**TASK DETAILS**
Filter the records below down to lines containing "Comparison".

────────

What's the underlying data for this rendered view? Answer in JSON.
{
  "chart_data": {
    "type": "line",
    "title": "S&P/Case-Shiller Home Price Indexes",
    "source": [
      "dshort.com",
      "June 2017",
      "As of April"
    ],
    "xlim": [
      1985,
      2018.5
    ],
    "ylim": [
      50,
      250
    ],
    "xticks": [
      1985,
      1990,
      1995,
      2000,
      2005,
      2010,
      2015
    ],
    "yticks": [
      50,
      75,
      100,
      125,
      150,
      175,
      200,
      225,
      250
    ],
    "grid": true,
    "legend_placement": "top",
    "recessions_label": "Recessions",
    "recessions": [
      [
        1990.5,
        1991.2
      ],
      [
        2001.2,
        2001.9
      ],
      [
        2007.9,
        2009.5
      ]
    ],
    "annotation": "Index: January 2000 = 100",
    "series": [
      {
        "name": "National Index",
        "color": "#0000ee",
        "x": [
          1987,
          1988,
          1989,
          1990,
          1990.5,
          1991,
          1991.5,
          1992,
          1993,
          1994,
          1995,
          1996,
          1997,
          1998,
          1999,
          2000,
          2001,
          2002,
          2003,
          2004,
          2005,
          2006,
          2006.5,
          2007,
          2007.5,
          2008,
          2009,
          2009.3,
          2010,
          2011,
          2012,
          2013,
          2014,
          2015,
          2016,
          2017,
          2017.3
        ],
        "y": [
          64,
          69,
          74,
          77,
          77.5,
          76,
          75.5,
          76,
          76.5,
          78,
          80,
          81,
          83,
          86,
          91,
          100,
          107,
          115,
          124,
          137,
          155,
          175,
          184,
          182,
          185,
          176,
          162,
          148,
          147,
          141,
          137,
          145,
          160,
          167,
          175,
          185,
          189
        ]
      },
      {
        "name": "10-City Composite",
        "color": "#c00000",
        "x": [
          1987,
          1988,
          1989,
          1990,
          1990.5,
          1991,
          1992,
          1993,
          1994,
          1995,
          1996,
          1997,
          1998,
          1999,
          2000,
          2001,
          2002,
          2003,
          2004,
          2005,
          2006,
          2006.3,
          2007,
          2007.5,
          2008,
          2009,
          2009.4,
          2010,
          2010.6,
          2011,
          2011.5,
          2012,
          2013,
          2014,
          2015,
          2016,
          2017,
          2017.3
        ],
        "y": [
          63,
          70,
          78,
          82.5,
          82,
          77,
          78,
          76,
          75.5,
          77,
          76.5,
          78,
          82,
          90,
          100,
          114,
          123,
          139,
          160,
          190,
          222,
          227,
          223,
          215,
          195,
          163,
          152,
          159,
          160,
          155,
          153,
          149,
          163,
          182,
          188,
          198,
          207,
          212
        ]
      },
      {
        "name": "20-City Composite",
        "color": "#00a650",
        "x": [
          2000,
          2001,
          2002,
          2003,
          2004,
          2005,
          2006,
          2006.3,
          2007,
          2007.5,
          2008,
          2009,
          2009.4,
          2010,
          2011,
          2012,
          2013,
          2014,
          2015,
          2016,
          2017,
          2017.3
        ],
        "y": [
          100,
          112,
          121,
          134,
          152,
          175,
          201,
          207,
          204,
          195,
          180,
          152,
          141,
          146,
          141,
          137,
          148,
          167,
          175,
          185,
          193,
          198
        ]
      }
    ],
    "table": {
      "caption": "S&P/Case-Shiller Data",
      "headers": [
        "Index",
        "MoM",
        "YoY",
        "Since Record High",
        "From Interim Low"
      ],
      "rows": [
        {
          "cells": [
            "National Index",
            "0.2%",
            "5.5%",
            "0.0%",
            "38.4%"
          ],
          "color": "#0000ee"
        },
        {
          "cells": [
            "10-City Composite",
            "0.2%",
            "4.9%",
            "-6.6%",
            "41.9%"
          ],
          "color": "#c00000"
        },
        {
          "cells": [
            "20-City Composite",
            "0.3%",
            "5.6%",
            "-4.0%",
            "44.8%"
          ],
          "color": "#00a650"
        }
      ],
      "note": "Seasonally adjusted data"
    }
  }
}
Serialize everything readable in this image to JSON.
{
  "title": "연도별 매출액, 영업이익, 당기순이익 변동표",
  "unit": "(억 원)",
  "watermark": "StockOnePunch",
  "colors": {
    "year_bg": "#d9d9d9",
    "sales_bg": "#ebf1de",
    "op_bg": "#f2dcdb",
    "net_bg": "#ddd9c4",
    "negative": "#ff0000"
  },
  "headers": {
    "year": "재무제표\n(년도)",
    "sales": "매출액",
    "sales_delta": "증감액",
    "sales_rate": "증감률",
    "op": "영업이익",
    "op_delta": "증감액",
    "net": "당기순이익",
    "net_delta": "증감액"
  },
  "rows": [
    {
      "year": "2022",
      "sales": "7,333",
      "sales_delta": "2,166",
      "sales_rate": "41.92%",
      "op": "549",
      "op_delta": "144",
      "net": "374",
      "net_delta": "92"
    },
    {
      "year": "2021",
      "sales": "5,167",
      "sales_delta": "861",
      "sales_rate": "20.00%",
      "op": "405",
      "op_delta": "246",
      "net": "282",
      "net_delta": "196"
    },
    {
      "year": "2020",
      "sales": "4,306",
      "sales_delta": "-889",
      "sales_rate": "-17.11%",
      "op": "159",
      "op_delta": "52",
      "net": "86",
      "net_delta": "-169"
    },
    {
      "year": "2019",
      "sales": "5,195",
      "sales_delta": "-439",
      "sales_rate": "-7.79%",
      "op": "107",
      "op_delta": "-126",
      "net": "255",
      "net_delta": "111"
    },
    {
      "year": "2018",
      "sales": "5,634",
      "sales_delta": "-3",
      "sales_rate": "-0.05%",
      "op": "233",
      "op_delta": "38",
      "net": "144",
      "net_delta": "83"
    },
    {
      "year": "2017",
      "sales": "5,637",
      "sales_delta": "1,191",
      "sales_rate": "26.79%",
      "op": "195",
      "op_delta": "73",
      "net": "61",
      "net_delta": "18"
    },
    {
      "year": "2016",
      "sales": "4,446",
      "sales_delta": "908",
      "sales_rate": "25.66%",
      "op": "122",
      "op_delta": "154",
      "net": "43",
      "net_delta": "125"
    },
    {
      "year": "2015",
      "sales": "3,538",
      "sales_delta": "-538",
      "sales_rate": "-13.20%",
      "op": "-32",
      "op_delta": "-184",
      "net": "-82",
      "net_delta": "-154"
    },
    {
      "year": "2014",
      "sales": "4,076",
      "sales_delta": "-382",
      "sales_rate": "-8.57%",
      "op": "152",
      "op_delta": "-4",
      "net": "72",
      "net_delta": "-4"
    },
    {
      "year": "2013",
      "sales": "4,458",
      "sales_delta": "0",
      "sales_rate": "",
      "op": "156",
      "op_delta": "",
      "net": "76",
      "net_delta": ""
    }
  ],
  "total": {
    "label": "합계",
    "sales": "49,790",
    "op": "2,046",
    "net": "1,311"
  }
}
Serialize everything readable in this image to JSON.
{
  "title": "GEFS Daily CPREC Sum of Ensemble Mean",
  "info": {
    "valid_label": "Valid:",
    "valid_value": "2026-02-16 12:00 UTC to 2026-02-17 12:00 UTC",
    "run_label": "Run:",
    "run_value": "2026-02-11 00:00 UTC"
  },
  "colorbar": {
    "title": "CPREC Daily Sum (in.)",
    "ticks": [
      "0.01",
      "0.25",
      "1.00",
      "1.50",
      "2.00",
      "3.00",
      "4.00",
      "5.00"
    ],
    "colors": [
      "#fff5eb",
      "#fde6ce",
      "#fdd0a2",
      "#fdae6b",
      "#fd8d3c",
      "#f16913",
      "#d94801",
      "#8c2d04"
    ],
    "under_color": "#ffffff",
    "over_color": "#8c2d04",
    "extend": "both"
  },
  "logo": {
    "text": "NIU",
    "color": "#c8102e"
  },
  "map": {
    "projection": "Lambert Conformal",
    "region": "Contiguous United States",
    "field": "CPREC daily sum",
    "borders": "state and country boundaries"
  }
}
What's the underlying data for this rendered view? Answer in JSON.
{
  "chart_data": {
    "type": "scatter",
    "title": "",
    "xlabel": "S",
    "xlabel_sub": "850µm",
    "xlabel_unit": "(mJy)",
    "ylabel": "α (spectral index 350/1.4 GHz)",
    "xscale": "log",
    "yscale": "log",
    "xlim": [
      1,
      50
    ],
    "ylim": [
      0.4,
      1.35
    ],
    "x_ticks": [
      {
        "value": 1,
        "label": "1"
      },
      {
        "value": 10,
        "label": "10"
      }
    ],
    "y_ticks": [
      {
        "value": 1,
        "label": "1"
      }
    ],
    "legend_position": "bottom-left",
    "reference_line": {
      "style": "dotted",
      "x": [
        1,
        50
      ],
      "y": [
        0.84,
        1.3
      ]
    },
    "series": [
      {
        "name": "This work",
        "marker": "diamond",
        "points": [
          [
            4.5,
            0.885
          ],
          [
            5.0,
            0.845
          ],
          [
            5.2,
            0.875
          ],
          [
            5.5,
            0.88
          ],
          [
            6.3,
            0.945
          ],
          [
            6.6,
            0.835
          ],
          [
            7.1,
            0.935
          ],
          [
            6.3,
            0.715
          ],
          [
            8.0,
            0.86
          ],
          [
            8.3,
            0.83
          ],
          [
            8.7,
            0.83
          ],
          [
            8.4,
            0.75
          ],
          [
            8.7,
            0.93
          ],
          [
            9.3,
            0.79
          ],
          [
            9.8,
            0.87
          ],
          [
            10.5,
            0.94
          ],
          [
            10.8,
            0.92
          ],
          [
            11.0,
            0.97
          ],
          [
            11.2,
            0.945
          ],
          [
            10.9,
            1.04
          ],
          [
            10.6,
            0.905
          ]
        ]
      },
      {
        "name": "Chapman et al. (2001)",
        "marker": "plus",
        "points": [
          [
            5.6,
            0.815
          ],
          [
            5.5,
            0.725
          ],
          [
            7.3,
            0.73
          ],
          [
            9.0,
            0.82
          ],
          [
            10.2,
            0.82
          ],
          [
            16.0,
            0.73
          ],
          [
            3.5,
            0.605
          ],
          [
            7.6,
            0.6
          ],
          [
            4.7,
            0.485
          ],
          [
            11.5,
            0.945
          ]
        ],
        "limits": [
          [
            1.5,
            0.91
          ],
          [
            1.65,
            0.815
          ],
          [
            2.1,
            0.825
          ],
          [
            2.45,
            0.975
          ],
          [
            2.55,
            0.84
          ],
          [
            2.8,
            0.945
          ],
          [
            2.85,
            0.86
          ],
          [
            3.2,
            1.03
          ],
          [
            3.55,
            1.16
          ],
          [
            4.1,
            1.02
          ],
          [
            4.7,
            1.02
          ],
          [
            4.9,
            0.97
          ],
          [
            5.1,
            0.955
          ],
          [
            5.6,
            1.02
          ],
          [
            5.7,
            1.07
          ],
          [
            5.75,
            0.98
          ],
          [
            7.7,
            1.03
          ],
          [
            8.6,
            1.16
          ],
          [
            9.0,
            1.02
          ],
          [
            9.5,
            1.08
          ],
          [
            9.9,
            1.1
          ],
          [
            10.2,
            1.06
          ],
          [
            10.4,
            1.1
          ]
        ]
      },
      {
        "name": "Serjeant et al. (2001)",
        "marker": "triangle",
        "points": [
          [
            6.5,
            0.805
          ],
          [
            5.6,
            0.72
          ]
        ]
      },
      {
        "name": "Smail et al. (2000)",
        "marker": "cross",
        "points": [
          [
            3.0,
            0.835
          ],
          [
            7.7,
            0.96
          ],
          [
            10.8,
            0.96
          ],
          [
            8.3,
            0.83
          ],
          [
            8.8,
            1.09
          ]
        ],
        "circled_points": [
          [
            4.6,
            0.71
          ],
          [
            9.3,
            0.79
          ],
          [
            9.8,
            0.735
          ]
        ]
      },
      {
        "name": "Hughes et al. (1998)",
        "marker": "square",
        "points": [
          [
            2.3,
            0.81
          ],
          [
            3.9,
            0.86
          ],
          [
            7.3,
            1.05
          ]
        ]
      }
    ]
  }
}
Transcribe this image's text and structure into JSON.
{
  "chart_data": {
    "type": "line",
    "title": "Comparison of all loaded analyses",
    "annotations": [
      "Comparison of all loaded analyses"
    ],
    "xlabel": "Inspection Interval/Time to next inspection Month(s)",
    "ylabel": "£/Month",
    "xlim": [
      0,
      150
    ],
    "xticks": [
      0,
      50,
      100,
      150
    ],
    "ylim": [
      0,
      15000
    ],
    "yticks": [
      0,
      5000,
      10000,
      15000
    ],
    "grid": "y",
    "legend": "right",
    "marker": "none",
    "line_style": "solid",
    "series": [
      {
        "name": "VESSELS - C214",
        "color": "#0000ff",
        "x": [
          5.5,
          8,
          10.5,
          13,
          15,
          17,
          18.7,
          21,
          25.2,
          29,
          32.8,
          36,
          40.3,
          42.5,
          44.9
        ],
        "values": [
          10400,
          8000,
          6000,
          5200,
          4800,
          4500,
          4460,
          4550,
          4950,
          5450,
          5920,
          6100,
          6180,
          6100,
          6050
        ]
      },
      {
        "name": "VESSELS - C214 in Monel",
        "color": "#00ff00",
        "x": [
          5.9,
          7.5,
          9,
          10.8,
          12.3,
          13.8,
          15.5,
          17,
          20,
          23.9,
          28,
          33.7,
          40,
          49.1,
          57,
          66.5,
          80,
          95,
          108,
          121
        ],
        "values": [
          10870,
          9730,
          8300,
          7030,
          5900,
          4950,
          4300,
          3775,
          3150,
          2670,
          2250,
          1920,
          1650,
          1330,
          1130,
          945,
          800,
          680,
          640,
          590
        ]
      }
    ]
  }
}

────────

**SOLUTION TO THIS EXERCISE**
    "title": "Comparison of all loaded analyses",
      "Comparison of all loaded analyses"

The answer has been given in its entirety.